* Instructions for the task
Quote all entries exactly, leaving pictures aside.
---- Provided information
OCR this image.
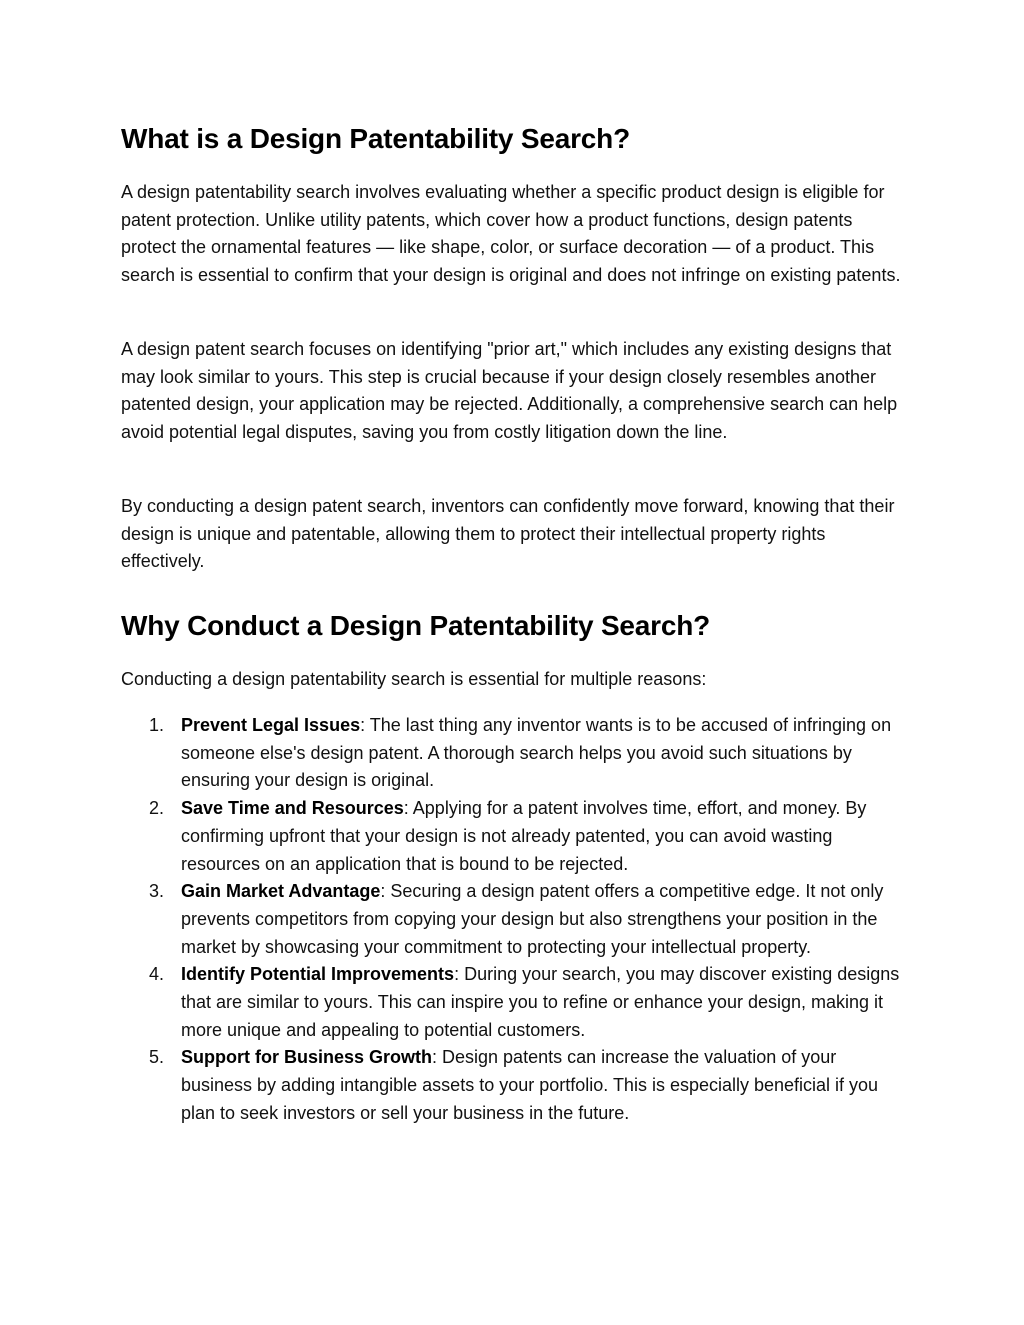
What is a Design Patentability Search?

A design patentability search involves evaluating whether a specific product design is eligible for patent protection. Unlike utility patents, which cover how a product functions, design patents protect the ornamental features — like shape, color, or surface decoration — of a product. This search is essential to confirm that your design is original and does not infringe on existing patents.

A design patent search focuses on identifying "prior art," which includes any existing designs that may look similar to yours. This step is crucial because if your design closely resembles another patented design, your application may be rejected. Additionally, a comprehensive search can help avoid potential legal disputes, saving you from costly litigation down the line.

By conducting a design patent search, inventors can confidently move forward, knowing that their design is unique and patentable, allowing them to protect their intellectual property rights effectively.

Why Conduct a Design Patentability Search?

Conducting a design patentability search is essential for multiple reasons:

1. Prevent Legal Issues: The last thing any inventor wants is to be accused of infringing on someone else's design patent. A thorough search helps you avoid such situations by ensuring your design is original.
2. Save Time and Resources: Applying for a patent involves time, effort, and money. By confirming upfront that your design is not already patented, you can avoid wasting resources on an application that is bound to be rejected.
3. Gain Market Advantage: Securing a design patent offers a competitive edge. It not only prevents competitors from copying your design but also strengthens your position in the market by showcasing your commitment to protecting your intellectual property.
4. Identify Potential Improvements: During your search, you may discover existing designs that are similar to yours. This can inspire you to refine or enhance your design, making it more unique and appealing to potential customers.
5. Support for Business Growth: Design patents can increase the valuation of your business by adding intangible assets to your portfolio. This is especially beneficial if you plan to seek investors or sell your business in the future.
--------
* Answer in full
OCR this image.
What is a Design Patentability Search?

A design patentability search involves evaluating whether a specific product design is eligible for patent protection. Unlike utility patents, which cover how a product functions, design patents protect the ornamental features — like shape, color, or surface decoration — of a product. This search is essential to confirm that your design is original and does not infringe on existing patents.

A design patent search focuses on identifying "prior art," which includes any existing designs that may look similar to yours. This step is crucial because if your design closely resembles another patented design, your application may be rejected. Additionally, a comprehensive search can help avoid potential legal disputes, saving you from costly litigation down the line.

By conducting a design patent search, inventors can confidently move forward, knowing that their design is unique and patentable, allowing them to protect their intellectual property rights effectively.

Why Conduct a Design Patentability Search?

Conducting a design patentability search is essential for multiple reasons:

1. Prevent Legal Issues: The last thing any inventor wants is to be accused of infringing on someone else's design patent. A thorough search helps you avoid such situations by ensuring your design is original.
2. Save Time and Resources: Applying for a patent involves time, effort, and money. By confirming upfront that your design is not already patented, you can avoid wasting resources on an application that is bound to be rejected.
3. Gain Market Advantage: Securing a design patent offers a competitive edge. It not only prevents competitors from copying your design but also strengthens your position in the market by showcasing your commitment to protecting your intellectual property.
4. Identify Potential Improvements: During your search, you may discover existing designs that are similar to yours. This can inspire you to refine or enhance your design, making it more unique and appealing to potential customers.
5. Support for Business Growth: Design patents can increase the valuation of your business by adding intangible assets to your portfolio. This is especially beneficial if you plan to seek investors or sell your business in the future.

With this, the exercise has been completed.